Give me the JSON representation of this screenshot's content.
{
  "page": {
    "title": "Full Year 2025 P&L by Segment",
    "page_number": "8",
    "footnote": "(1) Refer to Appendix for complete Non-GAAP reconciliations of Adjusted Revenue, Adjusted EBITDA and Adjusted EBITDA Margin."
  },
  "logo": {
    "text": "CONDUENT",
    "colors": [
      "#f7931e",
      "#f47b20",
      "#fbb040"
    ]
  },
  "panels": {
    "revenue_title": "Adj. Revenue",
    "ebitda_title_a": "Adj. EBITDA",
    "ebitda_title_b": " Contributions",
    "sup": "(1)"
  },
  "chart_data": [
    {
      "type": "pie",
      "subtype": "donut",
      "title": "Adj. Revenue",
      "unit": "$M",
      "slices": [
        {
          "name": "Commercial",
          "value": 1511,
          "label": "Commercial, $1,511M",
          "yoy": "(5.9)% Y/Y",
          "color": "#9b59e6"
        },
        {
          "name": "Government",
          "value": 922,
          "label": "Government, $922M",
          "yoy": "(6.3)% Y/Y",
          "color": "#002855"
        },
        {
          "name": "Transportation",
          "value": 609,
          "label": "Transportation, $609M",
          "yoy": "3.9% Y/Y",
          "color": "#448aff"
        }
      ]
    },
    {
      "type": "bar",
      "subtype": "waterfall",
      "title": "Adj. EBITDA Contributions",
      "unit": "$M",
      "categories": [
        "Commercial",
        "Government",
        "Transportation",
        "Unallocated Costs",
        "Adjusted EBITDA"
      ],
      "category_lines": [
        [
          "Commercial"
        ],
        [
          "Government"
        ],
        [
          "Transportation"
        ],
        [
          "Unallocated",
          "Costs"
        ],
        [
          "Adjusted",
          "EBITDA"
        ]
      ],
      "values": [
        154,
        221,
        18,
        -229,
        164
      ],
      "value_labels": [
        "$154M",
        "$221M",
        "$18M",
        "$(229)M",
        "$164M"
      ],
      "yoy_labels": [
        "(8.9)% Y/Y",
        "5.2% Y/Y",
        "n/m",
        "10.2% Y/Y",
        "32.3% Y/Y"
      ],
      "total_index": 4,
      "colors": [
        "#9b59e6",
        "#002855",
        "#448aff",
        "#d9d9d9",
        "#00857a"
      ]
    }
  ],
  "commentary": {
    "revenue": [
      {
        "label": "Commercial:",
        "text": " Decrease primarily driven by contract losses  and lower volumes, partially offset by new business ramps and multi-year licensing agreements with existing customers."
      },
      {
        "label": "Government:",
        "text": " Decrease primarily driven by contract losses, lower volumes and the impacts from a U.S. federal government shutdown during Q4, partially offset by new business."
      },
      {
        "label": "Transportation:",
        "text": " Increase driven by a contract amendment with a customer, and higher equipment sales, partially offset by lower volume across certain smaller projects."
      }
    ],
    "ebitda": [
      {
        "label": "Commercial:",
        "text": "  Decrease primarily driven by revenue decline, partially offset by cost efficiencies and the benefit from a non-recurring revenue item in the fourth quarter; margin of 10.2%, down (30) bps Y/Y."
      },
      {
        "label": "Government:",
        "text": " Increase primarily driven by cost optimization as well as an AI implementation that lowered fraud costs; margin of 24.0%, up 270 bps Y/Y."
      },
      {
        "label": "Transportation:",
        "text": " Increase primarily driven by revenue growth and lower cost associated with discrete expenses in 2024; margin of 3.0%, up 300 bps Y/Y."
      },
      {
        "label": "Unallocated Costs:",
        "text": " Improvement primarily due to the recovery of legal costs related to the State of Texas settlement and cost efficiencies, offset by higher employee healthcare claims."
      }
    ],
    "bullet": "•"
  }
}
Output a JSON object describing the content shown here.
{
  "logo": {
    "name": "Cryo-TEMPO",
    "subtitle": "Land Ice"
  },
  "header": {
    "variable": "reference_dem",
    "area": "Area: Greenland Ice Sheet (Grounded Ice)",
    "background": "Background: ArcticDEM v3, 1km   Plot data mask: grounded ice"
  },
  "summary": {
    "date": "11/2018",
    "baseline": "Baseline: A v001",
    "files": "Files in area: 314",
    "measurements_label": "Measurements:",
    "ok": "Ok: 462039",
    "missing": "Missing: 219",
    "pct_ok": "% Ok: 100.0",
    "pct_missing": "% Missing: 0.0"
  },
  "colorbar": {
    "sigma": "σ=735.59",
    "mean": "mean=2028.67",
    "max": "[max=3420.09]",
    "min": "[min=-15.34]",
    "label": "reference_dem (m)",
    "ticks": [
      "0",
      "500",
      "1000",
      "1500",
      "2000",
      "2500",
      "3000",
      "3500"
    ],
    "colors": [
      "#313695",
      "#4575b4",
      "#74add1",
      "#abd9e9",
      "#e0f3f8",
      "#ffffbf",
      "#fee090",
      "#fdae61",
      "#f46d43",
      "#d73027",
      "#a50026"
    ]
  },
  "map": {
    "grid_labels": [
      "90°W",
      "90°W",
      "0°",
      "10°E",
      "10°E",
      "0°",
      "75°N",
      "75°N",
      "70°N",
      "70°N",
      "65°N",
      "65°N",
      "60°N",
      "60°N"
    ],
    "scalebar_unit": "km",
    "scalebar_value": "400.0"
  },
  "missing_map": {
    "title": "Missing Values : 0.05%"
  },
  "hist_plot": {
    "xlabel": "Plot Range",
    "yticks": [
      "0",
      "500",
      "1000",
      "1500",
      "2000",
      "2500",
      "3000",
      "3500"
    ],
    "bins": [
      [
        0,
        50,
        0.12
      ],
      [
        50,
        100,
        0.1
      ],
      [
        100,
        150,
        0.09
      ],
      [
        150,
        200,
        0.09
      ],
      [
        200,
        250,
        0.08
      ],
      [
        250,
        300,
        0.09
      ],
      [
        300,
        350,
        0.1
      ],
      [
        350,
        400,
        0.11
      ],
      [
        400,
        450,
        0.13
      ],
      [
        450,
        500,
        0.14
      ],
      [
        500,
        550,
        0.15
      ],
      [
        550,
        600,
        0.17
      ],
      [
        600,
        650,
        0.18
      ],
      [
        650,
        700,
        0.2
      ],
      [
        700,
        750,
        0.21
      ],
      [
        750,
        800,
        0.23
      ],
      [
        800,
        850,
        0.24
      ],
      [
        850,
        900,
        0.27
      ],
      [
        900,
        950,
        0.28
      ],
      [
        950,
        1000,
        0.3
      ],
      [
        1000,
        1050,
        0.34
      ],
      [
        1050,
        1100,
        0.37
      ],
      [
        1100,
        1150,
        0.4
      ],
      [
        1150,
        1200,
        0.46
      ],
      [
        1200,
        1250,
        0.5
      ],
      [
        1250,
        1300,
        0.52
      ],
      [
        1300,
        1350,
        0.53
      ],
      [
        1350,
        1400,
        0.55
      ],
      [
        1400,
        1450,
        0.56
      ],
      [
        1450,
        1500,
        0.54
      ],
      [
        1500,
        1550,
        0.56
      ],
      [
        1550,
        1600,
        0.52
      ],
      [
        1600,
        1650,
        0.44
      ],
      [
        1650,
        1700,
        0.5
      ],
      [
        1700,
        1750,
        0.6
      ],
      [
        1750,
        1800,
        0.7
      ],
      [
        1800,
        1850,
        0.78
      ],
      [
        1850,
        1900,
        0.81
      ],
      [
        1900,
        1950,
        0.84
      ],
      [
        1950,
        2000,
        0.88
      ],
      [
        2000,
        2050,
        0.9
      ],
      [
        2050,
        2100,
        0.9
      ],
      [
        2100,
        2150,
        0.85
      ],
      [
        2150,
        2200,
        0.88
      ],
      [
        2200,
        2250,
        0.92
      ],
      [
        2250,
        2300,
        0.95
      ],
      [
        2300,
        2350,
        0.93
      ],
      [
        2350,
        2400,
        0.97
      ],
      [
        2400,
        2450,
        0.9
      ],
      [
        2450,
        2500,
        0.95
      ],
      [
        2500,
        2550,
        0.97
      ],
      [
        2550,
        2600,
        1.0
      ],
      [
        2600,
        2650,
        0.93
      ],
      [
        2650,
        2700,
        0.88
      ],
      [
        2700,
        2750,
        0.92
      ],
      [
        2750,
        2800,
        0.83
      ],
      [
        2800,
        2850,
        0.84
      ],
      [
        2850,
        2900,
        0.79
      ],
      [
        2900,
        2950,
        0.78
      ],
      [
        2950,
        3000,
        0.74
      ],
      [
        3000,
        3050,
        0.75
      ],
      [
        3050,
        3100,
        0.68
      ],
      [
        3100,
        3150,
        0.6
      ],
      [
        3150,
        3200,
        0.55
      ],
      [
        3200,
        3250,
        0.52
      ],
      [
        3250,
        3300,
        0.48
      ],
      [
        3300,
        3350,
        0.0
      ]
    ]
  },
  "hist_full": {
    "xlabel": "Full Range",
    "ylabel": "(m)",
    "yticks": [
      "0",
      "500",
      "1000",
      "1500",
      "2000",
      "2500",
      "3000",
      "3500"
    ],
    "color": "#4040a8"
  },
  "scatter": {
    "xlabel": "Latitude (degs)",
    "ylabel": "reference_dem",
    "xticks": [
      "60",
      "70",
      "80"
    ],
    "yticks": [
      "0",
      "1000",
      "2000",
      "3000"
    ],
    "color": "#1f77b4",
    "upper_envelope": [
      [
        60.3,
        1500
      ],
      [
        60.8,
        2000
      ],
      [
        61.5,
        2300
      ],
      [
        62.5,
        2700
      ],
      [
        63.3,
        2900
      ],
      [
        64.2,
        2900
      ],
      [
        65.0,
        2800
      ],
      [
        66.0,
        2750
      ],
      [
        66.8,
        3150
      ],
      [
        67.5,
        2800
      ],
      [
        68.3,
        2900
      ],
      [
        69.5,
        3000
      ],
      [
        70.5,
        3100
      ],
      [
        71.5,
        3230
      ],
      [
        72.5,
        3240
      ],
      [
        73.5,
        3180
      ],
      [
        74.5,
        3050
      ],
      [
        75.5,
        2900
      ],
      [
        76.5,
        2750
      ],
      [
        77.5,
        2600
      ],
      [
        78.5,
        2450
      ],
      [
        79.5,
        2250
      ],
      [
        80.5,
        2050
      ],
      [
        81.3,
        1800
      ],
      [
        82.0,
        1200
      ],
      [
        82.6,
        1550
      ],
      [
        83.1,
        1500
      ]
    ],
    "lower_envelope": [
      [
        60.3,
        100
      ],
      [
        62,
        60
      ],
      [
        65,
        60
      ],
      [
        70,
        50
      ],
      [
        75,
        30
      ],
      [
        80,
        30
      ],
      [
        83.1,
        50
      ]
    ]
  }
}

*-*-*

## [Prompt]
Every line that holds the word "with" counts once; state the total number of such lines and nothing else.

## [Response to this exercise]
3